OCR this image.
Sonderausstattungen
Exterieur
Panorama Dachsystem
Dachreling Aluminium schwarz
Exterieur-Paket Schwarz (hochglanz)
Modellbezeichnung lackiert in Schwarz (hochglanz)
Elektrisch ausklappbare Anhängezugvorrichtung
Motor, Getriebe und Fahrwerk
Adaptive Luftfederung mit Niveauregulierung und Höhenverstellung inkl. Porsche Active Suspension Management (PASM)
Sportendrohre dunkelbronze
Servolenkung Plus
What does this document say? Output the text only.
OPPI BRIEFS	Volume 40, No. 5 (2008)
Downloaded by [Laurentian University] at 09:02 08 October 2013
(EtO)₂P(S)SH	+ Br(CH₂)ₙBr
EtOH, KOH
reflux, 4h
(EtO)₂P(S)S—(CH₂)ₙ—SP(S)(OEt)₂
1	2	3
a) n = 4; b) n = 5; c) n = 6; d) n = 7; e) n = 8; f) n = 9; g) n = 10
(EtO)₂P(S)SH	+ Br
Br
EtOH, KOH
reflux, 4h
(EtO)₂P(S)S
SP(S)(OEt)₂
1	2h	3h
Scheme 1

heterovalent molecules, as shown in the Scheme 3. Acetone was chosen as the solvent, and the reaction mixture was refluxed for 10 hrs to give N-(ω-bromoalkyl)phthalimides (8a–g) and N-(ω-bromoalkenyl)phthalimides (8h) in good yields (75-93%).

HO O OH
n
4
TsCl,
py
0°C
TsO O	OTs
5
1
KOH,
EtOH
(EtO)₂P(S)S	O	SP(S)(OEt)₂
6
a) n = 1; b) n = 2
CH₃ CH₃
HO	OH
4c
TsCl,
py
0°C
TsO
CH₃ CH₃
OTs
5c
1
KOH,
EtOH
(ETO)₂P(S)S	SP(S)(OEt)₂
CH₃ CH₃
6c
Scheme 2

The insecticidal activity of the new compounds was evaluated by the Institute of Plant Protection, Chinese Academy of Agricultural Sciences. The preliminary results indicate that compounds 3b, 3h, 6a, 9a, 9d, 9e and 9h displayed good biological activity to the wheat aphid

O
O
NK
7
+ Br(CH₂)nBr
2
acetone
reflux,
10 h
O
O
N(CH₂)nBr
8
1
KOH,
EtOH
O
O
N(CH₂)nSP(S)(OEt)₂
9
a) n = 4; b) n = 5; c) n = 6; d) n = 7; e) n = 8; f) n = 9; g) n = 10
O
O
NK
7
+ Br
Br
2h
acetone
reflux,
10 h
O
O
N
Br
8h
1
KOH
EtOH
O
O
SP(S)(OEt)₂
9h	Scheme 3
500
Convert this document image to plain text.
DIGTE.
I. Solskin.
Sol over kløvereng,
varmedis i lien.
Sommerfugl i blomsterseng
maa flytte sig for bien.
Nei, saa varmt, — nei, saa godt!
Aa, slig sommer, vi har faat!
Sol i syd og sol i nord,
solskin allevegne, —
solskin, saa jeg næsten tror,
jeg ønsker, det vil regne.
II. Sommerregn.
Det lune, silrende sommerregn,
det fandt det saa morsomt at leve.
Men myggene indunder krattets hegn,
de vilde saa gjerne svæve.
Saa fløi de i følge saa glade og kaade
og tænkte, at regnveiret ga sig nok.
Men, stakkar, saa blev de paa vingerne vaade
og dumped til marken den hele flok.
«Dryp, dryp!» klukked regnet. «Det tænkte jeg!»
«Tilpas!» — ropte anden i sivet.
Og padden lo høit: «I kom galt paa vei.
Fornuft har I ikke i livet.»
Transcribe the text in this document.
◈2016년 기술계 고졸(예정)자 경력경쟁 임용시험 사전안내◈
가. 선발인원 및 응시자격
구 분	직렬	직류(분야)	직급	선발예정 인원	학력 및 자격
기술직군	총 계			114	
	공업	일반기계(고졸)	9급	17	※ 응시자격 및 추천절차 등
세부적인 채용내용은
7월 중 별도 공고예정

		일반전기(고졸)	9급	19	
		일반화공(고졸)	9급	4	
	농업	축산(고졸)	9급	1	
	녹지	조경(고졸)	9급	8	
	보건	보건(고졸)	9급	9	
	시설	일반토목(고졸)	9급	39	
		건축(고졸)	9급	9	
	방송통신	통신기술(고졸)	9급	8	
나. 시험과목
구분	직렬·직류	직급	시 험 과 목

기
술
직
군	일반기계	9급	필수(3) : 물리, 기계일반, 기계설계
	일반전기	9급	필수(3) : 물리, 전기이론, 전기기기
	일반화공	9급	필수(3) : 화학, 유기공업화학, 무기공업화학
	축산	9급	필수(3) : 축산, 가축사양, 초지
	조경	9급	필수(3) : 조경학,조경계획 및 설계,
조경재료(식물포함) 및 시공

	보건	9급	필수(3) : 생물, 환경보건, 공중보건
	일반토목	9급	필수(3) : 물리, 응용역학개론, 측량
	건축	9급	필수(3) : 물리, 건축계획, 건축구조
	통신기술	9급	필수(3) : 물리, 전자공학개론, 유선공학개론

— Direction —
Collect each line holding the string "Scheme".

— Task answer —
Scheme 1
heterovalent molecules, as shown in the Scheme 3. Acetone was chosen as the solvent, and the reaction mixture was refluxed for 10 hrs to give N-(ω-bromoalkyl)phthalimides (8a–g) and N-(ω-bromoalkenyl)phthalimides (8h) in good yields (75-93%).
Scheme 2
9h	Scheme 3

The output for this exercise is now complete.